Text excerpt.
▬▬▬▬▬▬

Note: File three copies of this Form, one of which must be manually signed. If space is insufficient, see Instruction 6 for procedure.
Persons who respond to the collection of information contained in this form are not required to respond unless the form displays a currently valid OMB Number.

FAQ

What insider transactions did ATG Capital report for EMPD?

ATG Capital Opportunities Fund LP reported three open-market purchases of Empery Digital (EMPD) common stock. These indirect purchases occurred on January 28, 29 and 30, 2026 and were made through ATG Fund, which holds the shares for the reporting group.

How many Empery Digital (EMPD) shares were bought by the ATG fund?

The ATG fund bought a total of 428,626 EMPD common shares. It purchased 123,208 shares on January 28, 190,971 shares on January 29, and 114,447 shares on January 30, 2026, all as indirect holdings reported by the group of ATG entities and Gabriel Gliksberg.

At what prices did the ATG fund purchase EMPD stock?

The reported weighted average purchase prices ranged from about $4.82 to $5.09 per share. The filing lists $5.0874 on January 28, $4.9053 on January 29, and $4.8245 on January 30, 2026, with actual trade prices falling within disclosed intraday ranges.

How many EMPD shares did the ATG fund hold after these purchases?

After the January 30, 2026 purchase, ATG Fund held 3,808,855 EMPD shares. This total is reported as indirectly owned for the group of reporting persons, with each party only acknowledging beneficial ownership to the extent of its pecuniary interest in those securities.

Who are the reporting persons in the Empery Digital (EMPD) Form 4/A?

The reporting persons are ATG Capital Opportunities Fund LP, ATG Capital Management LP, ATG Capital Management GP LLC and Gabriel Gliksberg. The filing explains their roles in the fund structure and notes they may be deemed to beneficially own the fund’s EMPD shares.

What does it mean that EMPD shares are owned indirectly by ATG Fund?

Indirect ownership means the shares are held directly by ATG Fund, not by individuals personally. ATG Capital Management LP, ATG Capital Management GP LLC and Gabriel Gliksberg may be deemed to beneficially own these EMPD shares through their roles with the fund and its general partner.

Do the EMPD reporting persons fully admit beneficial ownership of the purchased shares?

No, each reporting person formally disclaims full beneficial ownership. They state they only acknowledge beneficial ownership of EMPD securities to the extent of their pecuniary interest, and the Form 4/A should not be taken as an admission of broader beneficial ownership for any purpose.

▬▬▬▬▬▬

Data.

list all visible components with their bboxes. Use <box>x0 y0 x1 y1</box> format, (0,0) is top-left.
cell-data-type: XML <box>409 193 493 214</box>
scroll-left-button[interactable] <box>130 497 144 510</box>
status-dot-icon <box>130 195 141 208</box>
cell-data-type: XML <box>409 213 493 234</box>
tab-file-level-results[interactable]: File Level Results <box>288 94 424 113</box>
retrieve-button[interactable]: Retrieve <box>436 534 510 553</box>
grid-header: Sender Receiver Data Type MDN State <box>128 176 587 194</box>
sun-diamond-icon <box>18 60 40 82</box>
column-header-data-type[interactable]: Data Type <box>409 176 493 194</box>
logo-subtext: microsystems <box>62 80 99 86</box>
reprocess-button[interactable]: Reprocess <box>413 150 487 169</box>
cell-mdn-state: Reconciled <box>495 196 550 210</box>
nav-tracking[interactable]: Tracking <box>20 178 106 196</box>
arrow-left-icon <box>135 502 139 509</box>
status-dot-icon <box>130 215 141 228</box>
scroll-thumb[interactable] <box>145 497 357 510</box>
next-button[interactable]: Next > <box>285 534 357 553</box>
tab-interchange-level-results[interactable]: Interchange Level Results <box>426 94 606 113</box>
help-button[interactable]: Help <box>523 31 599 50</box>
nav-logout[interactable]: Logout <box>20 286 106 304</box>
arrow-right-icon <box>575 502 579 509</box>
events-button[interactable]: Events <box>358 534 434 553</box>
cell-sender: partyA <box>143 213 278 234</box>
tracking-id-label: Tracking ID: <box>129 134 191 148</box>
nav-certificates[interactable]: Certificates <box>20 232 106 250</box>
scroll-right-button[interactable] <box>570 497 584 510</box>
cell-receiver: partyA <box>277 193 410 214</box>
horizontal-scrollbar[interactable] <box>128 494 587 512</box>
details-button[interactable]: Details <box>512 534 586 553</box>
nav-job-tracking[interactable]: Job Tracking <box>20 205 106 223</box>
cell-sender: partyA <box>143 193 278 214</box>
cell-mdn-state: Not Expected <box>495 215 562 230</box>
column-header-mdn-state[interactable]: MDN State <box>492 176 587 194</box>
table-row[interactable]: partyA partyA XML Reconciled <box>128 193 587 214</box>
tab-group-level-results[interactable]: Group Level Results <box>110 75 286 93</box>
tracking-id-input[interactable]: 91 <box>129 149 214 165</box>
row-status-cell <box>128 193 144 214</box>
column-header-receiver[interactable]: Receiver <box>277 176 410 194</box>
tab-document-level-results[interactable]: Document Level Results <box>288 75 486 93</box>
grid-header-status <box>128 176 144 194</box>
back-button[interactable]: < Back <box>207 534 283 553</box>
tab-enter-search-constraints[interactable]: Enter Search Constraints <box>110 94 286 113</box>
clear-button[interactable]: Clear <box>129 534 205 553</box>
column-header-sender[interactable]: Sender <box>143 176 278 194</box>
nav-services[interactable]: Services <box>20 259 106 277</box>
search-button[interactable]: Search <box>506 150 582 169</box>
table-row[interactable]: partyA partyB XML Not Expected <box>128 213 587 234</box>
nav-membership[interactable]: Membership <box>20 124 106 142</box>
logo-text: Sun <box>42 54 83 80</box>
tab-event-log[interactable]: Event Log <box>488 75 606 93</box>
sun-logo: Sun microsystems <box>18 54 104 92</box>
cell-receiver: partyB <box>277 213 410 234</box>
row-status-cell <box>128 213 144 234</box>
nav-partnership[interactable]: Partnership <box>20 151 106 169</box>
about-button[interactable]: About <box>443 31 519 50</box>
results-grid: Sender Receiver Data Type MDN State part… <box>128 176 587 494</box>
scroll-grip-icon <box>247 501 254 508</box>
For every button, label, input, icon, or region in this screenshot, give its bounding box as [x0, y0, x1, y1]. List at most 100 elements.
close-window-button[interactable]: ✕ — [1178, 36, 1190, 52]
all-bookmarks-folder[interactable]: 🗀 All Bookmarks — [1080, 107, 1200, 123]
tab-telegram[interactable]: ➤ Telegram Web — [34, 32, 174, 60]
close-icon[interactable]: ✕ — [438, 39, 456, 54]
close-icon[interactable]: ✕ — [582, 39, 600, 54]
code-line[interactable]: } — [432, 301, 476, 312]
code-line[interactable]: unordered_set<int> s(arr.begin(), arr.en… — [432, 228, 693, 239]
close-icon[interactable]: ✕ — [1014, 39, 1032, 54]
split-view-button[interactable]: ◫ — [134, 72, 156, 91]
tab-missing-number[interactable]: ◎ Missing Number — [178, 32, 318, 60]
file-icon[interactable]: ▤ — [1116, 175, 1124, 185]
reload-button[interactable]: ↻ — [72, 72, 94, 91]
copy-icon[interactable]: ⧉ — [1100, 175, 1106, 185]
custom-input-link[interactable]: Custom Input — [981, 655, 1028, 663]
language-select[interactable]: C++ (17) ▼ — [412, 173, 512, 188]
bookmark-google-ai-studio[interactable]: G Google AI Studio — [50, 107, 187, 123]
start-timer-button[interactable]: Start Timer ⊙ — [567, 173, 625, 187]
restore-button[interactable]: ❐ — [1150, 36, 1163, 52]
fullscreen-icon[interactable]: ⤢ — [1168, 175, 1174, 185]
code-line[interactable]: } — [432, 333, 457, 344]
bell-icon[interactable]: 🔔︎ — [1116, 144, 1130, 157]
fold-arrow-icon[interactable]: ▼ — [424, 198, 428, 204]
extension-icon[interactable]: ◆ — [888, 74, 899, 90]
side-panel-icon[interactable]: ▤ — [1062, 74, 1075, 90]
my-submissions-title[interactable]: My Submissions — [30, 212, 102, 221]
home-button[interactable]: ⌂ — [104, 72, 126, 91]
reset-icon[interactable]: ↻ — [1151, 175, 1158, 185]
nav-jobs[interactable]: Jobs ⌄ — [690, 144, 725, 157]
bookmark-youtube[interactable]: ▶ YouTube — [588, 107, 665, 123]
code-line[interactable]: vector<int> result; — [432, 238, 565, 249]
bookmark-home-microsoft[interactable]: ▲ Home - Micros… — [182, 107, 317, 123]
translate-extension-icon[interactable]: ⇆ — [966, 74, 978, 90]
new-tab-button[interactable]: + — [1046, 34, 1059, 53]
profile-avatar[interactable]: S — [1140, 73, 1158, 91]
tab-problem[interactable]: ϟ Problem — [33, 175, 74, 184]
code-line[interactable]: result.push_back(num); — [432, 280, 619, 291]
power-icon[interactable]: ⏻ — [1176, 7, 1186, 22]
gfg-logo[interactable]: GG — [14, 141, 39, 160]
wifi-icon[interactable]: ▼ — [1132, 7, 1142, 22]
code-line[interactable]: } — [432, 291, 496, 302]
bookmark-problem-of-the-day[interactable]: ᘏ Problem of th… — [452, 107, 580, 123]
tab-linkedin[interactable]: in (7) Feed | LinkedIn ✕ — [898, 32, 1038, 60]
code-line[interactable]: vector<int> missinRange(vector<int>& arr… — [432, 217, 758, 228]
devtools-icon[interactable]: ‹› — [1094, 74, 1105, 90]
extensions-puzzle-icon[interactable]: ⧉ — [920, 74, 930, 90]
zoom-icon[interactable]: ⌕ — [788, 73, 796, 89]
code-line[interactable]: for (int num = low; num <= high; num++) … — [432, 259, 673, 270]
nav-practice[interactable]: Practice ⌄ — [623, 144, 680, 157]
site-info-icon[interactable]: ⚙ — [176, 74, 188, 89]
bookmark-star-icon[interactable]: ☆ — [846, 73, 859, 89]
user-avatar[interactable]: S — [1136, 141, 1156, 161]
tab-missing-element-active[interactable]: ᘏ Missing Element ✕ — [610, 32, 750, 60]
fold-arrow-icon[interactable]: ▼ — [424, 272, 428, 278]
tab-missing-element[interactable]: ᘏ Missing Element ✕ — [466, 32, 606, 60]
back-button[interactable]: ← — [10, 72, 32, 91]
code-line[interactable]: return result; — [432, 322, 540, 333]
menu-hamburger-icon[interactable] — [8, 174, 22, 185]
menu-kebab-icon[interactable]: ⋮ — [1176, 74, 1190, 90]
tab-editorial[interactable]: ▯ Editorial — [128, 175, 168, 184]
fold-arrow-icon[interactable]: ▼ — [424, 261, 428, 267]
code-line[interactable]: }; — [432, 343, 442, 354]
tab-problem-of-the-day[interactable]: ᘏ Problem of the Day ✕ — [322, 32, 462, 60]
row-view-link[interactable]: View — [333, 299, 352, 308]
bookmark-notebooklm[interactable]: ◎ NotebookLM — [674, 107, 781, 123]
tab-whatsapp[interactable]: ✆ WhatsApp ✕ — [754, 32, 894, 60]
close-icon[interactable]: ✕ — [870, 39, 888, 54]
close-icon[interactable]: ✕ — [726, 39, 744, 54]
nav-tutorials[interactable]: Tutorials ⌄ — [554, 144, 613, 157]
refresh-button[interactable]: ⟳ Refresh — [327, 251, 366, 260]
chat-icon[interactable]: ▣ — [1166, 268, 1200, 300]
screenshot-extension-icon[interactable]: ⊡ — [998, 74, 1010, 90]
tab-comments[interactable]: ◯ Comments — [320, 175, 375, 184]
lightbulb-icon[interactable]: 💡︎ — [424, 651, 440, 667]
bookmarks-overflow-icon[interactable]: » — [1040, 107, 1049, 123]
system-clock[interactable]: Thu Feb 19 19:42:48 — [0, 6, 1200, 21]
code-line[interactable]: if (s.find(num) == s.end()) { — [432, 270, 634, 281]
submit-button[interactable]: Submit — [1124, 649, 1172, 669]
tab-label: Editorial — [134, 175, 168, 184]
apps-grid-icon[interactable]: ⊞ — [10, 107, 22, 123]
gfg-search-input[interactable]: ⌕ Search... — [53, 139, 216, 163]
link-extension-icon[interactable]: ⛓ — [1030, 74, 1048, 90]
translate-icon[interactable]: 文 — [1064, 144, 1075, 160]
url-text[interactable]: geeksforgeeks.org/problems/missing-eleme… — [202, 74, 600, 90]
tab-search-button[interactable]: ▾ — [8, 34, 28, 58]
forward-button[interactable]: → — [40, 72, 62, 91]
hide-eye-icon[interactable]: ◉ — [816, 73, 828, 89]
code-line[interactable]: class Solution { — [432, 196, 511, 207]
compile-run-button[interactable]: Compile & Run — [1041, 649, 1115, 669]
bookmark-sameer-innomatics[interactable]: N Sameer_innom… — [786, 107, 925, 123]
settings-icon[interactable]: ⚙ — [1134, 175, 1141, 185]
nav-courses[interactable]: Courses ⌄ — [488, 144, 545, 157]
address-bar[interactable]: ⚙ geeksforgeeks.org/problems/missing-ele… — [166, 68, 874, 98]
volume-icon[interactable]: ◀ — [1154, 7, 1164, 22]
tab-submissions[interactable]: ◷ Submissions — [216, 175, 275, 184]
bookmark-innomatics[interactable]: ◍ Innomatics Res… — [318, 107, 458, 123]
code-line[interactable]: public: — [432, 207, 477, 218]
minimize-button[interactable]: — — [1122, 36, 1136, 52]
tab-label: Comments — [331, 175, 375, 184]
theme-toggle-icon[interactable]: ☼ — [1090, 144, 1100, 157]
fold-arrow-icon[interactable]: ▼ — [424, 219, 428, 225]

▬▬▬▬▬▬

Work request. List each reporting person named in the text about the ATG purchases of Empery Digital stock.

Response below.
ATG Capital Opportunities Fund LP
ATG Capital Management LP
ATG Capital Management GP LLC
Gabriel Gliksberg